## Stated task
Copy each line containing the word "FastBull" from the records that follow, please.

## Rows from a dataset
....
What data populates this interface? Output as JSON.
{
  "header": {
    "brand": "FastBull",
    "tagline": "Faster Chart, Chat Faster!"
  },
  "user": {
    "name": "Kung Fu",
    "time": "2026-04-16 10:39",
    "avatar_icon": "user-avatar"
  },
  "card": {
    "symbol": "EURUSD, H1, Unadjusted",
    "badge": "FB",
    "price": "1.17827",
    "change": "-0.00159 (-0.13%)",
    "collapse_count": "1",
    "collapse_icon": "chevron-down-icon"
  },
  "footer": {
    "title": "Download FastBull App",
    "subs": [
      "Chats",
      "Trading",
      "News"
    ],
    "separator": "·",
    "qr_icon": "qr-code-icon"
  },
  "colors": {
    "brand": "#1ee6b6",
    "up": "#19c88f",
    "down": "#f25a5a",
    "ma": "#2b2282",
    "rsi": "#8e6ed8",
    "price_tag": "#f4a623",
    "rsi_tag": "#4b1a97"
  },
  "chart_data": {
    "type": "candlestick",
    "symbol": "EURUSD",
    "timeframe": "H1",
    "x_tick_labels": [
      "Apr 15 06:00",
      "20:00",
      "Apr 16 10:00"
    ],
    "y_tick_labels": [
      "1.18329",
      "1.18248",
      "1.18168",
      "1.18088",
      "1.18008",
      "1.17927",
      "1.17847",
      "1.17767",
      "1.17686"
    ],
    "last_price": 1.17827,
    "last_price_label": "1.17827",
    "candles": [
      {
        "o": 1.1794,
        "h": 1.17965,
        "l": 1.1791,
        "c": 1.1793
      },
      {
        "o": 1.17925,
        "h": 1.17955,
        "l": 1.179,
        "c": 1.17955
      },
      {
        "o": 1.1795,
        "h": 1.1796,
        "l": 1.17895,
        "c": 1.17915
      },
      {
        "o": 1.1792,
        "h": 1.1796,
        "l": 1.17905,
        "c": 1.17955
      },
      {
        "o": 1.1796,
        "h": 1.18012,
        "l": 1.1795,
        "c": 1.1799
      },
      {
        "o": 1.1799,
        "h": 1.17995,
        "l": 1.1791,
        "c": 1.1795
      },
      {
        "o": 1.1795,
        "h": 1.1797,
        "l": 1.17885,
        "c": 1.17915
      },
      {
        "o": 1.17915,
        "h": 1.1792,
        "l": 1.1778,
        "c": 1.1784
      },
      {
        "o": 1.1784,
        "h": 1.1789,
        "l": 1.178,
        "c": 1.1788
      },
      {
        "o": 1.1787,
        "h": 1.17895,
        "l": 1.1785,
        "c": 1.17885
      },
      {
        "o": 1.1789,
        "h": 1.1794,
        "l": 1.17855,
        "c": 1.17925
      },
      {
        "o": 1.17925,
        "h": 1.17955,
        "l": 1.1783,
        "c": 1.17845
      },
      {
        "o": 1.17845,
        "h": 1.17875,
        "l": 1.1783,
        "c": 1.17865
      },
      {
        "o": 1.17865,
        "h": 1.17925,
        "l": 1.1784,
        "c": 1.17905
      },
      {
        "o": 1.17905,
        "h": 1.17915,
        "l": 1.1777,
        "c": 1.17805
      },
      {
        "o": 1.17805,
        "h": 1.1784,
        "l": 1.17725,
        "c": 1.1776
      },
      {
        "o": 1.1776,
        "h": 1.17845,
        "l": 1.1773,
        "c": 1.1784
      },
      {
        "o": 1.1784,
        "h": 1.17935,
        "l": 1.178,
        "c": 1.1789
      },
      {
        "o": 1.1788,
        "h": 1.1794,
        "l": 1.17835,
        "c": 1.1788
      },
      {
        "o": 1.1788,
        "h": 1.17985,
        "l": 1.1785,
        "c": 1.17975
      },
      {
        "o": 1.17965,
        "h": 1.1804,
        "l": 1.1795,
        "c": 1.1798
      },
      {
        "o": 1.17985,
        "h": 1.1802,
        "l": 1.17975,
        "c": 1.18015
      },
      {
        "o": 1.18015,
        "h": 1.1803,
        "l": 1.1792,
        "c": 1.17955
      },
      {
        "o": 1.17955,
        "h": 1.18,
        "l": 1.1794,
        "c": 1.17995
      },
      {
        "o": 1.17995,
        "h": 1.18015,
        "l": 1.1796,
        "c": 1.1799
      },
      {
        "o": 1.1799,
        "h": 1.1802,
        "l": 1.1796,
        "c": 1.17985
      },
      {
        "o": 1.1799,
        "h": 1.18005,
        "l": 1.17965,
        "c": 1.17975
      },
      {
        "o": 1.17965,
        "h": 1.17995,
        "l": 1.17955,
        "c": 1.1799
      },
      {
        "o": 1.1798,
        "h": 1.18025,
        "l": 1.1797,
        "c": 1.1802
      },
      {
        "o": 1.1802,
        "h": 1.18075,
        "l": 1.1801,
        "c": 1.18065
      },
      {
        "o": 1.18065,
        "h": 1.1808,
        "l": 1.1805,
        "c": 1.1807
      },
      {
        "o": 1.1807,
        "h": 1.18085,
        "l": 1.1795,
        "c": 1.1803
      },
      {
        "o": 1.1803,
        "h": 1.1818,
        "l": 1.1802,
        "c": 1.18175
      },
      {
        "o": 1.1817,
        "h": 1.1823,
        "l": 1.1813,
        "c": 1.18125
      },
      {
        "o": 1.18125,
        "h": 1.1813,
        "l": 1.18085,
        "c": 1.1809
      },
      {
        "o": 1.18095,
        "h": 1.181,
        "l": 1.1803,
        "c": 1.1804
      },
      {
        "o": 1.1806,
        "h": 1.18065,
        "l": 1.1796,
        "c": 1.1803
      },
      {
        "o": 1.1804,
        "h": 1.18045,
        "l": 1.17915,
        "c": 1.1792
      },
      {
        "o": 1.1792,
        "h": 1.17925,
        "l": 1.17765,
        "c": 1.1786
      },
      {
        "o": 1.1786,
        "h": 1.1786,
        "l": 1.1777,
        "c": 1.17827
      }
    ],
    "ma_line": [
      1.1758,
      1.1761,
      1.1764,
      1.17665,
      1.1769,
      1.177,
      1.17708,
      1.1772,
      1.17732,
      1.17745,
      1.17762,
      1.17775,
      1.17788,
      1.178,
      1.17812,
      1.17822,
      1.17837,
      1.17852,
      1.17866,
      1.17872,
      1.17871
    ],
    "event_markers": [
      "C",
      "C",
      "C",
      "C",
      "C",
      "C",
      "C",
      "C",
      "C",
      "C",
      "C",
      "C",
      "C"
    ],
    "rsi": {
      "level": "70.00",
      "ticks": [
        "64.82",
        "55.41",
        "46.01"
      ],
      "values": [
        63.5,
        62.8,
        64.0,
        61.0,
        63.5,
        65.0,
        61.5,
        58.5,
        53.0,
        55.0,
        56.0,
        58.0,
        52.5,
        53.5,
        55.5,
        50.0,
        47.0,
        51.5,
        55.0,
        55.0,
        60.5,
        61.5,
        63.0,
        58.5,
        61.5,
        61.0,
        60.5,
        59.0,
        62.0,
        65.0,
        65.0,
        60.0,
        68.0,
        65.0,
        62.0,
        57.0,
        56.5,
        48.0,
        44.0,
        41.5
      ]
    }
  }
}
....
## Correct response
    "brand": "FastBull",
    "title": "Download FastBull App",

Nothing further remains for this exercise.